Stated exercise: Find the lines holding the string "Marge" in the data, then copy all of them.

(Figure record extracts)
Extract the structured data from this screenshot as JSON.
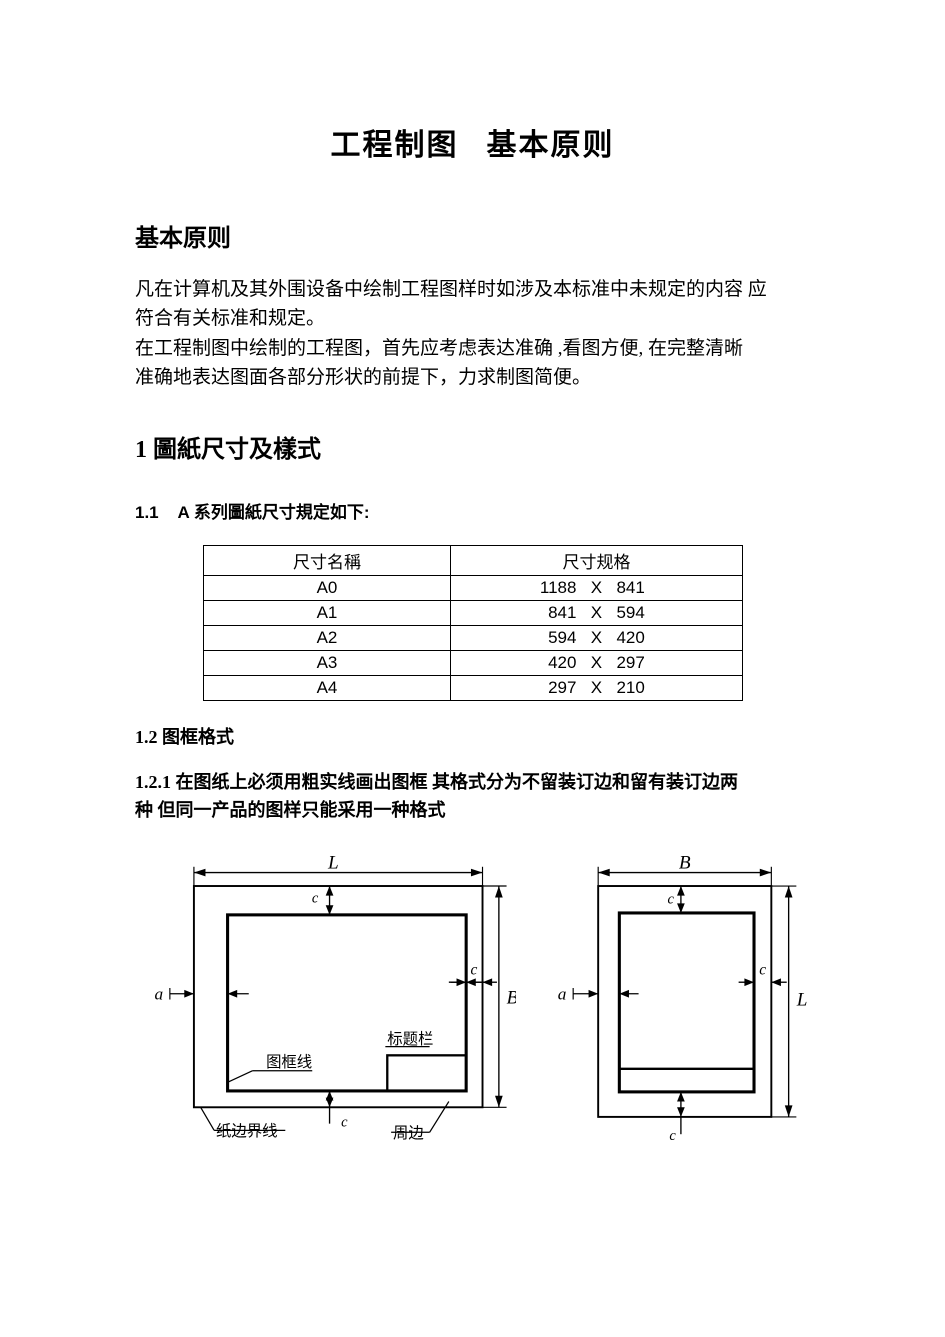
{
  "title": {
    "part1": "工程制图",
    "part2": "基本原则"
  },
  "heading_basic": "基本原则",
  "para1_line1": "凡在计算机及其外围设备中绘制工程图样时如涉及本标准中未规定的内容 应",
  "para1_line2": "符合有关标准和规定。",
  "para1_line3": "在工程制图中绘制的工程图，首先应考虑表达准确 ,看图方便,  在完整清晰",
  "para1_line4": "准确地表达图面各部分形状的前提下，力求制图简便。",
  "section1_heading": "1  圖紙尺寸及樣式",
  "sub11_num": "1.1",
  "sub11_text": "A 系列圖紙尺寸規定如下:",
  "table": {
    "head_name": "尺寸名稱",
    "head_spec": "尺寸规格",
    "rows": [
      {
        "name": "A0",
        "w": "1188",
        "h": "841"
      },
      {
        "name": "A1",
        "w": "841",
        "h": "594"
      },
      {
        "name": "A2",
        "w": "594",
        "h": "420"
      },
      {
        "name": "A3",
        "w": "420",
        "h": "297"
      },
      {
        "name": "A4",
        "w": "297",
        "h": "210"
      }
    ],
    "sep": "X"
  },
  "sub12": "1.2 图框格式",
  "sub121_line1": "  1.2.1 在图纸上必须用粗实线画出图框 其格式分为不留装订边和留有装订边两",
  "sub121_line2": "种 但同一产品的图样只能采用一种格式",
  "diagram": {
    "labels": {
      "L": "L",
      "B": "B",
      "a": "a",
      "c": "c",
      "frame_line": "图框线",
      "title_block": "标题栏",
      "edge_line": "纸边界线",
      "margin": "周边"
    },
    "colors": {
      "stroke": "#000000",
      "bg": "#ffffff"
    },
    "stroke_thick": 3,
    "stroke_med": 2,
    "stroke_thin": 1.2,
    "font_label_cn": 16,
    "font_label_it": 18,
    "font_label_sm": 13
  }
}
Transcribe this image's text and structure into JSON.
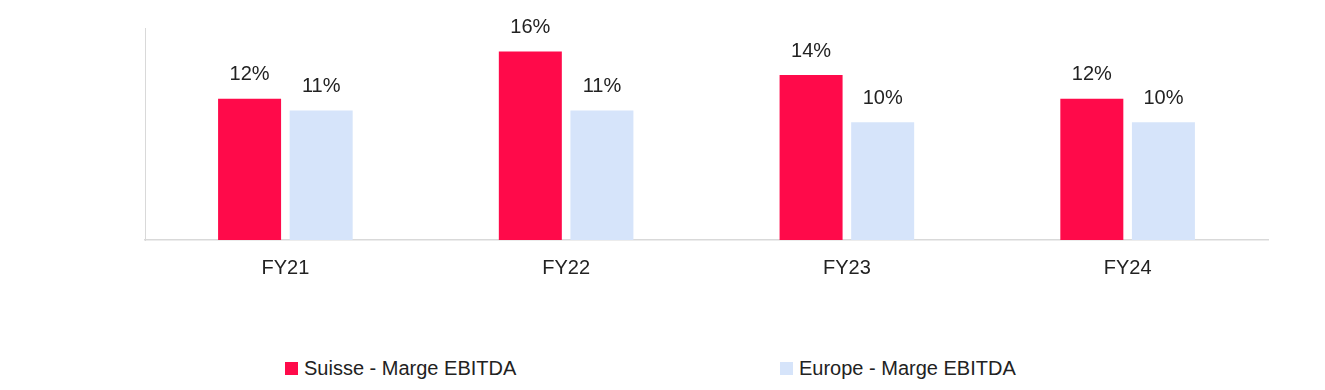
{
  "chart_data": {
    "type": "bar",
    "categories": [
      "FY21",
      "FY22",
      "FY23",
      "FY24"
    ],
    "series": [
      {
        "name": "Suisse - Marge EBITDA",
        "color": "#ff0a4a",
        "values": [
          12,
          16,
          14,
          12
        ],
        "value_labels": [
          "12%",
          "16%",
          "14%",
          "12%"
        ]
      },
      {
        "name": "Europe - Marge EBITDA",
        "color": "#d6e4fa",
        "values": [
          11,
          11,
          10,
          10
        ],
        "value_labels": [
          "11%",
          "11%",
          "10%",
          "10%"
        ]
      }
    ],
    "ylim": [
      0,
      18
    ],
    "grid": false,
    "legend": "bottom",
    "data_labels": true,
    "tick_labels": "x"
  }
}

Result of the exercise:
        "name": "Suisse - Marge EBITDA",
        "name": "Europe - Marge EBITDA",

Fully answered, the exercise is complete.